-- Start Available records --

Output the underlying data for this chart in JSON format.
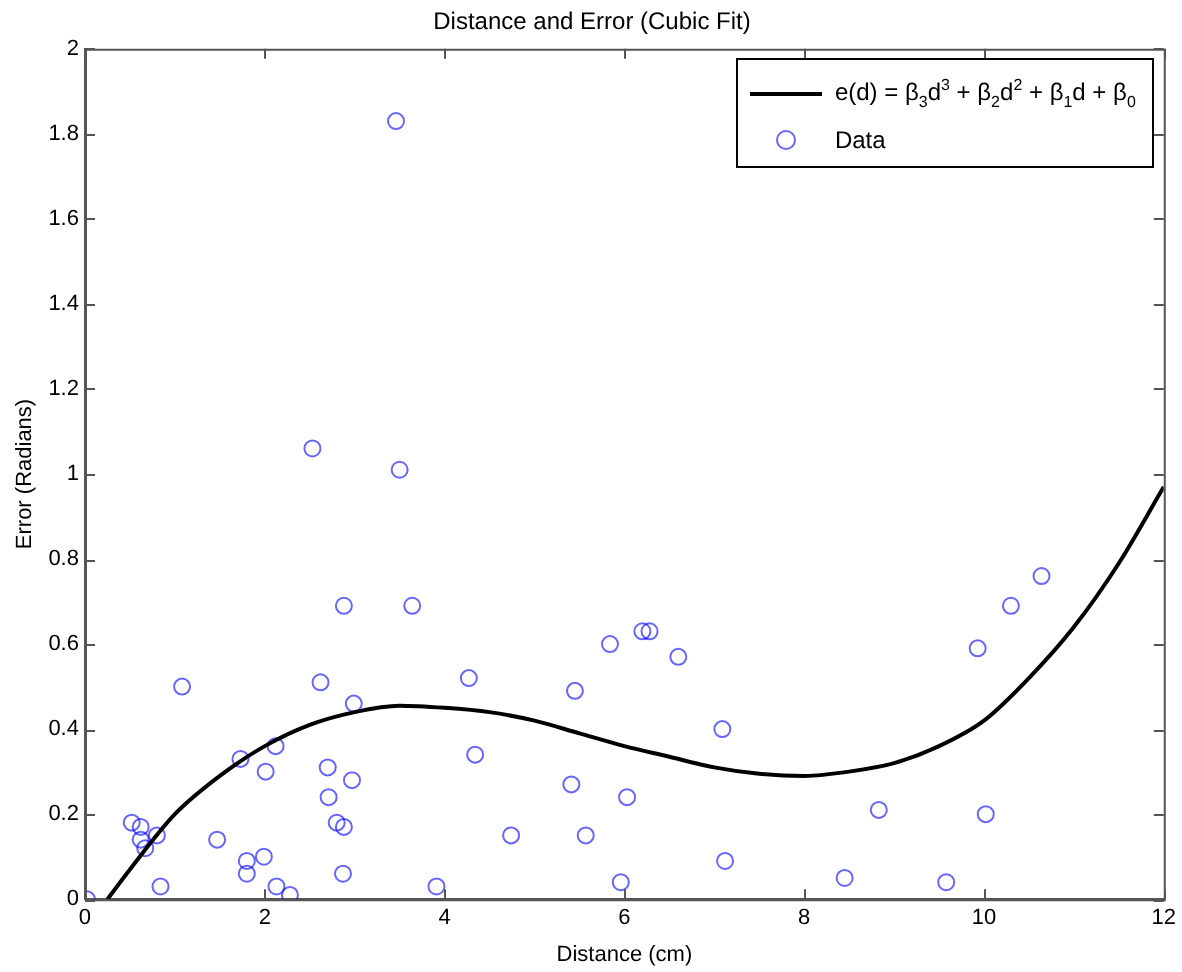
{
  "chart_data": {
    "type": "scatter",
    "title": "Distance and Error (Cubic Fit)",
    "xlabel": "Distance (cm)",
    "ylabel": "Error (Radians)",
    "xlim": [
      0,
      12
    ],
    "ylim": [
      0,
      2
    ],
    "xticks": [
      0,
      2,
      4,
      6,
      8,
      10,
      12
    ],
    "yticks": [
      0,
      0.2,
      0.4,
      0.6,
      0.8,
      1,
      1.2,
      1.4,
      1.6,
      1.8,
      2
    ],
    "grid": false,
    "legend": "top right",
    "series": [
      {
        "name": "e(d) = β$_{3}$d$^{3}$ + β$_{2}$d$^{2}$ + β$_{1}$d + β$_{0}$",
        "type": "line",
        "color": "#000000",
        "marker": "none",
        "line_style": "solid",
        "x": [
          0.25,
          0.5,
          1,
          1.5,
          2,
          2.5,
          3,
          3.5,
          4,
          4.5,
          5,
          5.5,
          6,
          6.5,
          7,
          7.5,
          8,
          8.5,
          9,
          9.5,
          10,
          10.5,
          11,
          11.5,
          12
        ],
        "values": [
          0,
          0.07,
          0.2,
          0.29,
          0.36,
          0.41,
          0.44,
          0.455,
          0.45,
          0.44,
          0.42,
          0.39,
          0.36,
          0.335,
          0.31,
          0.295,
          0.29,
          0.3,
          0.32,
          0.36,
          0.42,
          0.52,
          0.64,
          0.79,
          0.97
        ]
      },
      {
        "name": "Data",
        "type": "scatter",
        "color": "#0000ff",
        "marker": "circle",
        "x": [
          0.02,
          0.52,
          0.62,
          0.62,
          0.67,
          0.8,
          0.84,
          1.08,
          1.47,
          1.73,
          1.8,
          1.8,
          1.99,
          2.01,
          2.12,
          2.13,
          2.28,
          2.53,
          2.62,
          2.7,
          2.71,
          2.8,
          2.88,
          2.87,
          2.88,
          2.97,
          2.99,
          3.46,
          3.5,
          3.64,
          3.91,
          4.27,
          4.34,
          4.74,
          5.41,
          5.45,
          5.57,
          5.84,
          5.96,
          6.03,
          6.2,
          6.28,
          6.6,
          7.09,
          7.12,
          8.45,
          8.83,
          9.58,
          9.93,
          10.02,
          10.3,
          10.64
        ],
        "values": [
          0,
          0.18,
          0.17,
          0.14,
          0.12,
          0.15,
          0.03,
          0.5,
          0.14,
          0.33,
          0.09,
          0.06,
          0.1,
          0.3,
          0.36,
          0.03,
          0.01,
          1.06,
          0.51,
          0.31,
          0.24,
          0.18,
          0.17,
          0.06,
          0.69,
          0.28,
          0.46,
          1.83,
          1.01,
          0.69,
          0.03,
          0.52,
          0.34,
          0.15,
          0.27,
          0.49,
          0.15,
          0.6,
          0.04,
          0.24,
          0.63,
          0.63,
          0.57,
          0.4,
          0.09,
          0.05,
          0.21,
          0.04,
          0.59,
          0.2,
          0.69,
          0.76
        ]
      }
    ]
  }
}
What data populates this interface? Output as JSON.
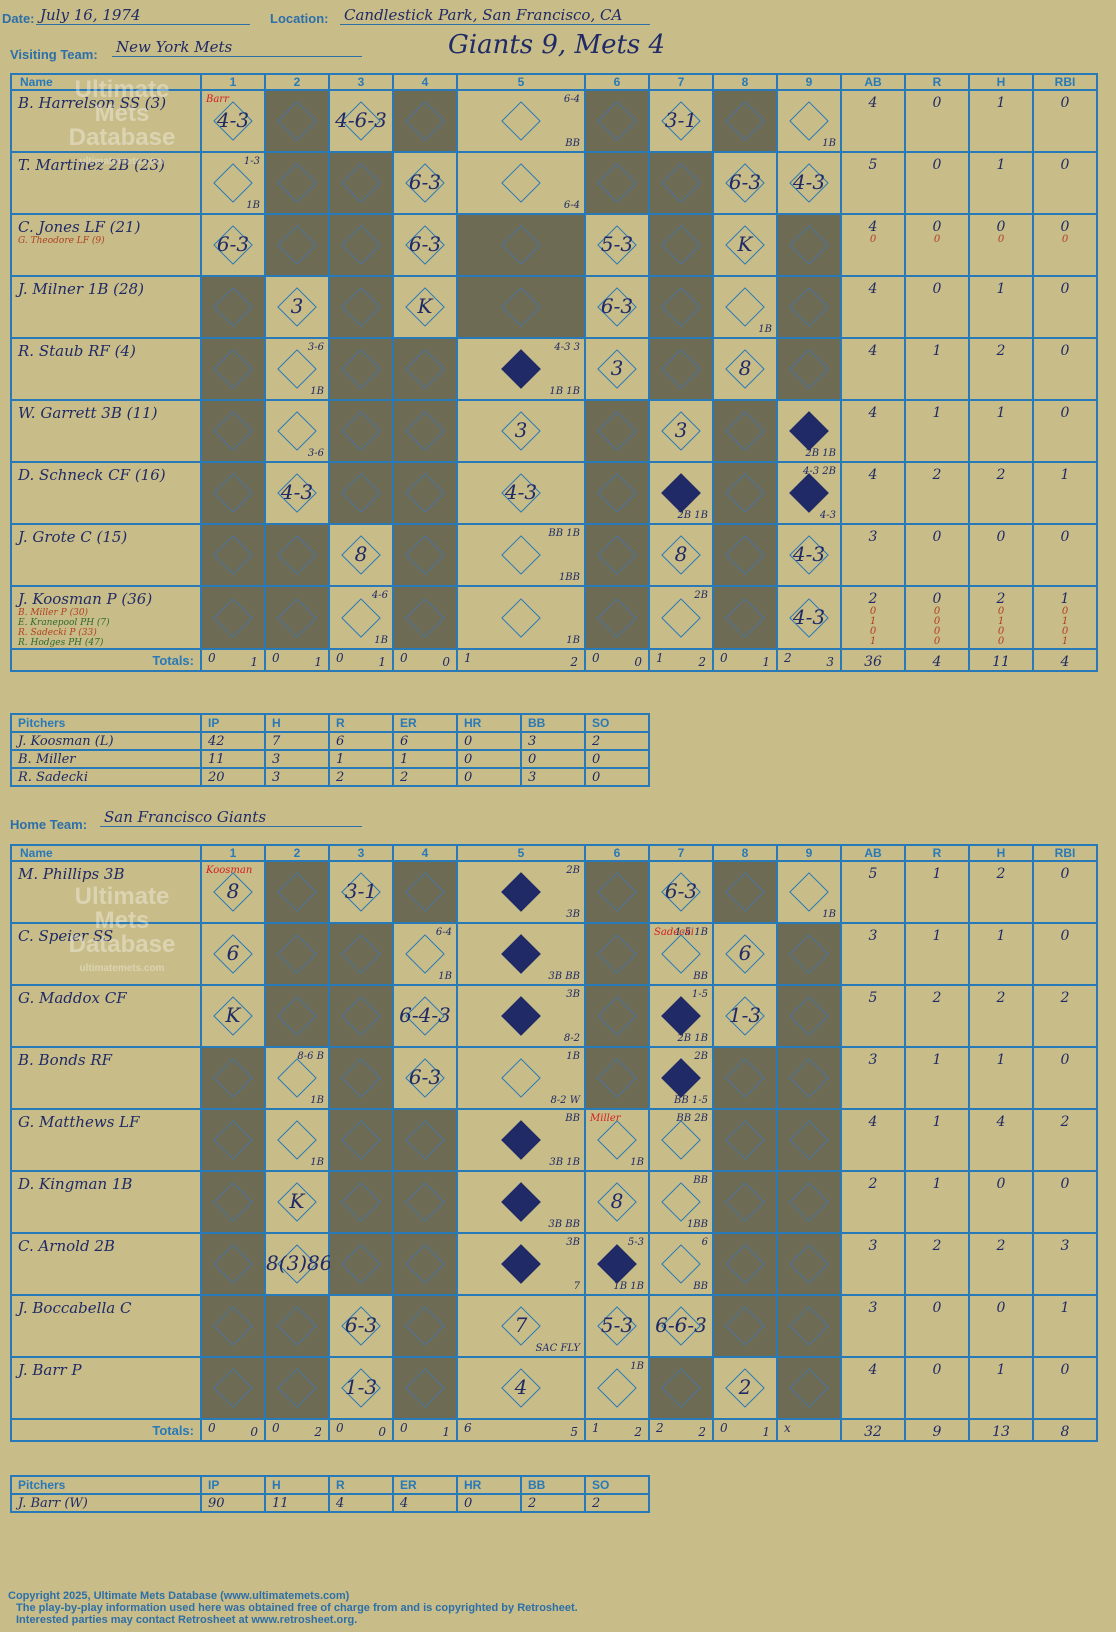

-- End Available records --

== Requirements ==
Your task is to return the entries above exactly, with no pictures.

== Written response ==
Output the underlying data for this chart in JSON format.
{
  "chart_data": {
    "type": "scatter",
    "title": "Distance and Error (Cubic Fit)",
    "xlabel": "Distance (cm)",
    "ylabel": "Error (Radians)",
    "xlim": [
      0,
      12
    ],
    "ylim": [
      0,
      2
    ],
    "xticks": [
      0,
      2,
      4,
      6,
      8,
      10,
      12
    ],
    "yticks": [
      0,
      0.2,
      0.4,
      0.6,
      0.8,
      1,
      1.2,
      1.4,
      1.6,
      1.8,
      2
    ],
    "grid": false,
    "legend": "top right",
    "series": [
      {
        "name": "e(d) = β$_{3}$d$^{3}$ + β$_{2}$d$^{2}$ + β$_{1}$d + β$_{0}$",
        "type": "line",
        "color": "#000000",
        "marker": "none",
        "line_style": "solid",
        "x": [
          0.25,
          0.5,
          1,
          1.5,
          2,
          2.5,
          3,
          3.5,
          4,
          4.5,
          5,
          5.5,
          6,
          6.5,
          7,
          7.5,
          8,
          8.5,
          9,
          9.5,
          10,
          10.5,
          11,
          11.5,
          12
        ],
        "values": [
          0,
          0.07,
          0.2,
          0.29,
          0.36,
          0.41,
          0.44,
          0.455,
          0.45,
          0.44,
          0.42,
          0.39,
          0.36,
          0.335,
          0.31,
          0.295,
          0.29,
          0.3,
          0.32,
          0.36,
          0.42,
          0.52,
          0.64,
          0.79,
          0.97
        ]
      },
      {
        "name": "Data",
        "type": "scatter",
        "color": "#0000ff",
        "marker": "circle",
        "x": [
          0.02,
          0.52,
          0.62,
          0.62,
          0.67,
          0.8,
          0.84,
          1.08,
          1.47,
          1.73,
          1.8,
          1.8,
          1.99,
          2.01,
          2.12,
          2.13,
          2.28,
          2.53,
          2.62,
          2.7,
          2.71,
          2.8,
          2.88,
          2.87,
          2.88,
          2.97,
          2.99,
          3.46,
          3.5,
          3.64,
          3.91,
          4.27,
          4.34,
          4.74,
          5.41,
          5.45,
          5.57,
          5.84,
          5.96,
          6.03,
          6.2,
          6.28,
          6.6,
          7.09,
          7.12,
          8.45,
          8.83,
          9.58,
          9.93,
          10.02,
          10.3,
          10.64
        ],
        "values": [
          0,
          0.18,
          0.17,
          0.14,
          0.12,
          0.15,
          0.03,
          0.5,
          0.14,
          0.33,
          0.09,
          0.06,
          0.1,
          0.3,
          0.36,
          0.03,
          0.01,
          1.06,
          0.51,
          0.31,
          0.24,
          0.18,
          0.17,
          0.06,
          0.69,
          0.28,
          0.46,
          1.83,
          1.01,
          0.69,
          0.03,
          0.52,
          0.34,
          0.15,
          0.27,
          0.49,
          0.15,
          0.6,
          0.04,
          0.24,
          0.63,
          0.63,
          0.57,
          0.4,
          0.09,
          0.05,
          0.21,
          0.04,
          0.59,
          0.2,
          0.69,
          0.76
        ]
      }
    ]
  }
}
What data populates this interface? Output as JSON.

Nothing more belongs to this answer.